EXCERPT PROVIDED:
= Beginning of Section =
- New cloud region will help M’sian firms modernise, migrate & innovate with AI
- Customers, partners will gain fast cloud access for better data value, secure storage
To meet the rapidly growing demand for its artificial intelligence (AI) and cloud services in Malaysia, Oracle has announced plans to invest more than US$6.5 billion (RM27 billion) to open a public cloud region in the country. In a statement, the company said the upcoming cloud region will enable Oracle customers and partners in Malaysia to leverage AI infrastructure and services, and migrate mission-critical workloads to Oracle Cloud Infrastructure (OCI).
The planned public cloud region will help organisations in Malaysia modernise their applications, migrate all types of workloads to the cloud, and innovate with data, analytics, and AI. Customers will have access to OCI Generative AI Agents with retrieval-augmented generation (RAG) capabilities, accelerated computing, and generative AI services, which will help keep sovereign AI models within national borders. OCI Supercluster—the largest AI supercomputer in the cloud—will be available with up to 131,072 Nvidia Blackwell GPUs, Nvidia ConnectX-7 NICs for RoCEv2 networking, or Nvidia GB200 NVL72 rack solutions using liquid cooling and Nvidia Quantum-2 InfiniBand networking.
In addition, over 150 services, including Oracle Autonomous Database, HeatWave MySQL Database Service, Oracle Cloud VMware Solution, OCI Kubernetes Engine, and Oracle Fusion Cloud Applications Suite, will be available, offering customers infrastructure, platform, or SaaS services.
= End of Section =
WORK TASK A:
According to the article on Oracle's planned cloud region in Malaysia, how much does Oracle plan to invest to open it?
WORK TASK B:
Write the next part of the article on Oracle's Malaysian cloud region, picking up after its final sentence.

SOURCE DATA:
= Beginning of Section =
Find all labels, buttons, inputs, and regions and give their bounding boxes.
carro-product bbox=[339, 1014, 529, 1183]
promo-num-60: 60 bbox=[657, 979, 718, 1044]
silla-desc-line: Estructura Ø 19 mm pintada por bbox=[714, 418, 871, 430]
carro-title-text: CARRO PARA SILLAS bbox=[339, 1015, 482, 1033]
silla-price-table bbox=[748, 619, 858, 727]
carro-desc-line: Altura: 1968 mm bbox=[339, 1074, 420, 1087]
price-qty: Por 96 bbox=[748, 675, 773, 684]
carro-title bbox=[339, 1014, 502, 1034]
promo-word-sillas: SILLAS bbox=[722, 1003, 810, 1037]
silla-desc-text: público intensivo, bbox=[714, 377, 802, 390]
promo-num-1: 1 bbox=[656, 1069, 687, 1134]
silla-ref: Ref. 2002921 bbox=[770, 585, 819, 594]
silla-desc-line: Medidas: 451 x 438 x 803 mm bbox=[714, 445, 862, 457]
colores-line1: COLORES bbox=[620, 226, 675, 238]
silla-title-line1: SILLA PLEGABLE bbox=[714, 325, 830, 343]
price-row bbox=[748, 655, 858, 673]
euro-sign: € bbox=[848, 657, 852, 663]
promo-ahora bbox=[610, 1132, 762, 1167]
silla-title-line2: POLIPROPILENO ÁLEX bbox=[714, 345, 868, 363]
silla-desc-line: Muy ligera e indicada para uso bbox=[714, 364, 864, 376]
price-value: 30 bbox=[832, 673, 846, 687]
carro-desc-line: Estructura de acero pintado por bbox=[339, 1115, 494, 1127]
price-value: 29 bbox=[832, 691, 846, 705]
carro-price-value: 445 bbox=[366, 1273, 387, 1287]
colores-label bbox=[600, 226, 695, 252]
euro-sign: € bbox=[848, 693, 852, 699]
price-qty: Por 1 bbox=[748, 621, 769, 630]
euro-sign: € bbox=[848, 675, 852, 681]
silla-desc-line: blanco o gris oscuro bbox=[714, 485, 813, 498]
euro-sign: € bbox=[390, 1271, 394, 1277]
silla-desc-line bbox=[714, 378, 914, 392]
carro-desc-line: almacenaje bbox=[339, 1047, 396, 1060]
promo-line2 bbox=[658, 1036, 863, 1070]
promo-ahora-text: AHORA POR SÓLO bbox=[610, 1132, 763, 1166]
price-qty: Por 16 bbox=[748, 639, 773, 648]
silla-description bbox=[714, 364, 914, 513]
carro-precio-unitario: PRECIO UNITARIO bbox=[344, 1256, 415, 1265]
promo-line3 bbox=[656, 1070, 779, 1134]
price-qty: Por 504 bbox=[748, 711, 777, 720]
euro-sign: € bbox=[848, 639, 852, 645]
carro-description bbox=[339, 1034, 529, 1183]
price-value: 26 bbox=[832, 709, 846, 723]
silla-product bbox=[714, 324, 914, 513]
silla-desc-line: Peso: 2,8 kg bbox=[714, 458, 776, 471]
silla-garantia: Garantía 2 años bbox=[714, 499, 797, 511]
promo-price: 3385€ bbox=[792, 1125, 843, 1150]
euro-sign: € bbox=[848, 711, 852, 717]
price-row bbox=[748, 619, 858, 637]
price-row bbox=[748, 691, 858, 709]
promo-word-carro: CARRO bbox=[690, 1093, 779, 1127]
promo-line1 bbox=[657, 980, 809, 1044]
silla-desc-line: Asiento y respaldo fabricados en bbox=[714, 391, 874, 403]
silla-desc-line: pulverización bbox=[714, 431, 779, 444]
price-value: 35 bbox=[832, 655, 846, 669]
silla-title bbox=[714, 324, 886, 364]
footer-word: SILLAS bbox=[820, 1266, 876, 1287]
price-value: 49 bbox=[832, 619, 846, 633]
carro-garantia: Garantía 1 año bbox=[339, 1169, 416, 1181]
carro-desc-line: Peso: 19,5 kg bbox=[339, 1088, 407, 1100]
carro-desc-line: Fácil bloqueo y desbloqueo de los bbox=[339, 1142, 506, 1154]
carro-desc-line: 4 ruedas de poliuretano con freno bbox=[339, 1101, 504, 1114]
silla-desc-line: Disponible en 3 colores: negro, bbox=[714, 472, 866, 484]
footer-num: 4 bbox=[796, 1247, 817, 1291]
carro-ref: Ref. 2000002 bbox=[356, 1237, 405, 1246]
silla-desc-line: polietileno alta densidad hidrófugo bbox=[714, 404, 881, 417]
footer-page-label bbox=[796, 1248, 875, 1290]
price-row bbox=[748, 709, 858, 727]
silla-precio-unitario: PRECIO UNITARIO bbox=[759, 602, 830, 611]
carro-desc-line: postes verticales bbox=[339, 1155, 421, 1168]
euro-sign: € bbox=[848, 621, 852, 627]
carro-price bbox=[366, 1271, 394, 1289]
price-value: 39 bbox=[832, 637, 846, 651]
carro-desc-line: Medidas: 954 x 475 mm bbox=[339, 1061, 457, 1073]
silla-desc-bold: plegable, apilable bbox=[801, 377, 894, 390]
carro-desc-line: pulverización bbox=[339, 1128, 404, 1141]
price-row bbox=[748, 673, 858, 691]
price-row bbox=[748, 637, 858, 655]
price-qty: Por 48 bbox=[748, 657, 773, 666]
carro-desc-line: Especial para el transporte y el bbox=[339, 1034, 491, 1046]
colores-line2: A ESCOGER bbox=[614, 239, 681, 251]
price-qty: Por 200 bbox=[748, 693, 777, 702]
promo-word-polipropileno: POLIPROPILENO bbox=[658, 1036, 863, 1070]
= End of Section =
WRITTEN ANSWER A:
More than US$6.5 billion (RM27 billion).

WRITTEN ANSWER B:
“We welcome Oracle’s US$6.5 billion (RM27 billion) investment in Malaysia, which represents yet another expansion of their 36-year footprint in the country,” said Tengku Zafrul Tengku Abdul Aziz, minister of Investment, Trade and Industry (MITI), Malaysia. “This investment will empower Malaysian entities, especially small and medium-sized enterprises, with innovative and cutting-edge AI and cloud technologies to enhance their global competitiveness. It is also a significant step towards realising the country’s New Industrial Master Plan’s ambitious vision of creating 3,000 smart factories by 2030. Oracle’s decision to establish a public cloud region in Malaysia underscores the country’s infrastructure readiness and its growing position as a premier Southeast Asian destination for digital investments.”
“Malaysia offers unique growth opportunities for organisations looking to accelerate their expansion with the latest digital technologies,” said Garrett Ilg (pic), executive vice president and general manager, Japan & Asia Pacific, Oracle. “Our multi-billion-dollar investment affirms our commitment to Malaysia as a regional gateway for cloud infrastructure, as well as a comprehensive suite of SaaS applications deployed within the country.”
“Rapidly growing demand for AI services prompts the need for more data centres that store large amounts of data and computational power to train and deploy AI models,” said Franco Chiam, vice president of Cloud, Data Centre and Future Digital Infrastructure, Asia Pacific, IDC. “According to IDC FutureScape’s ‘The Infrastructure and Cloud Impact 2024 Predictions,’ Malaysia’s public cloud services market is expected to grow by 27.2 percent CAGR from 2022 to 2027. The upcoming Oracle cloud region in Malaysia, therefore, signals the country’s potential to become a hub for technological innovation and growth in Southeast Asia.”
Oracle claims to be the only hyperscaler capable of delivering AI and a full suite of 150+ cloud services across public, dedicated, and hybrid cloud environments anywhere in the world. The company stated that OCI’s unique cloud architecture enables it to launch more public cloud regions faster by starting with an optimal footprint and scaling as needed, and to deploy dedicated cloud regions with hyperscale cloud services inside customer data centres. This approach helps meet the needs of all countries and markets without compromising cloud capabilities, while also providing the consistent performance, SLAs, and global pricing for which OCI is known.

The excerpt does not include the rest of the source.